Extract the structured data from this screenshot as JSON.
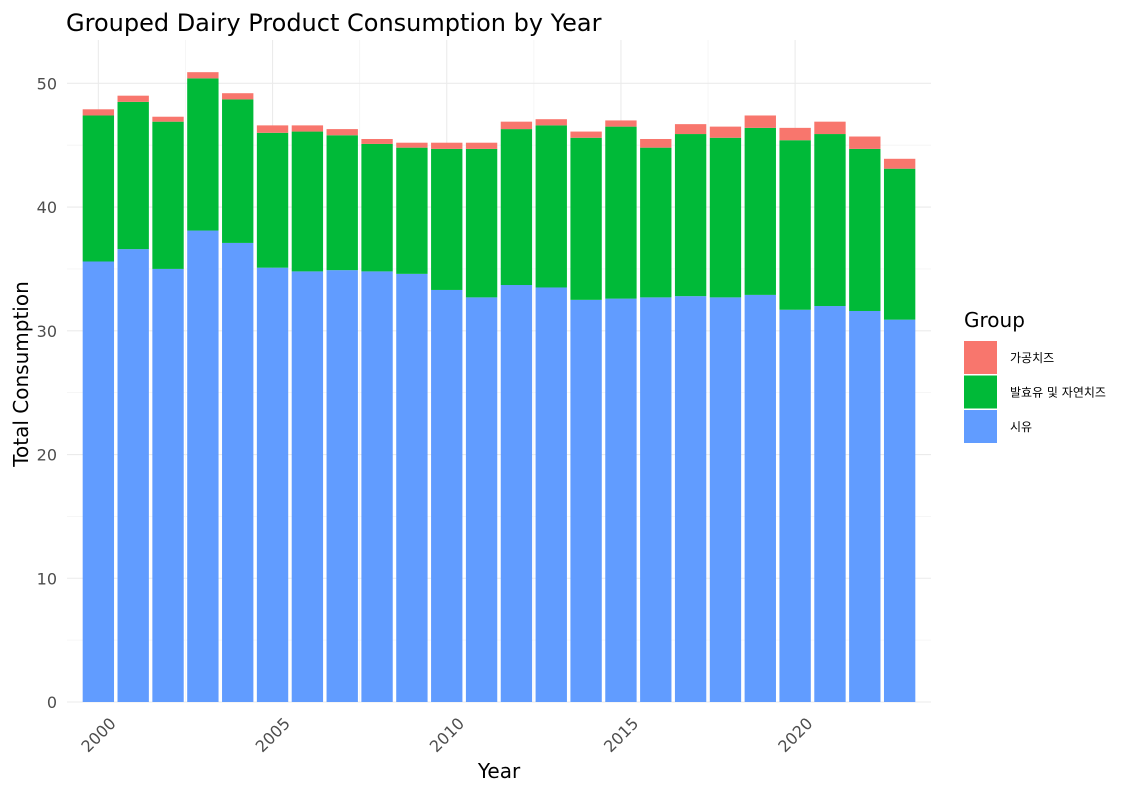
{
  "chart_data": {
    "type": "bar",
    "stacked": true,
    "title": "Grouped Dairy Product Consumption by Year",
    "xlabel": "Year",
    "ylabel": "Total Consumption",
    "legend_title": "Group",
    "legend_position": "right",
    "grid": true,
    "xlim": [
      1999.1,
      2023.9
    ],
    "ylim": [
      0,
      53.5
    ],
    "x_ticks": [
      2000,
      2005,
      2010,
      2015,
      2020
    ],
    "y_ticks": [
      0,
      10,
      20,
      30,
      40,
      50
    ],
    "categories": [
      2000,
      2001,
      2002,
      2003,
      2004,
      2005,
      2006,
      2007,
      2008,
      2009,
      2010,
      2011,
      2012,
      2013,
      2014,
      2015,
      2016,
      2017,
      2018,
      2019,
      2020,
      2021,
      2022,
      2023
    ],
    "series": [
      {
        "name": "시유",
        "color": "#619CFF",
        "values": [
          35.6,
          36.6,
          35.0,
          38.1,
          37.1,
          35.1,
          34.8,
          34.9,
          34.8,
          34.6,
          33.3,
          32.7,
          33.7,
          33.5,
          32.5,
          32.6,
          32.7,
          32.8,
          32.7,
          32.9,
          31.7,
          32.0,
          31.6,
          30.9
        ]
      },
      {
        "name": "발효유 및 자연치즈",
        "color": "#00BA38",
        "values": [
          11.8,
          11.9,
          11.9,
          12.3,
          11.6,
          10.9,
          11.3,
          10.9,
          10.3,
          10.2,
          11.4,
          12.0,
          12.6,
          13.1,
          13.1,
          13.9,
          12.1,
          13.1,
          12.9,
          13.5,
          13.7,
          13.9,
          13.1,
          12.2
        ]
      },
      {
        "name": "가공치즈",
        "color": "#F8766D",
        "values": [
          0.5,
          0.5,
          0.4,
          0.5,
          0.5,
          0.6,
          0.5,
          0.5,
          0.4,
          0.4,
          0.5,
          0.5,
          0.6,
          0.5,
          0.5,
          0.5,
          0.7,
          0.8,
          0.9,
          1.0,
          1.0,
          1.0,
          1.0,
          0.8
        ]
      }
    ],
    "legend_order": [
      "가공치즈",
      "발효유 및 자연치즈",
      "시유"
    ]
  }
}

####

* _Work to complete_
Copy out every line with the word "Year".

* _Exercise answer_
    "title": "Grouped Dairy Product Consumption by Year",
    "xlabel": "Year",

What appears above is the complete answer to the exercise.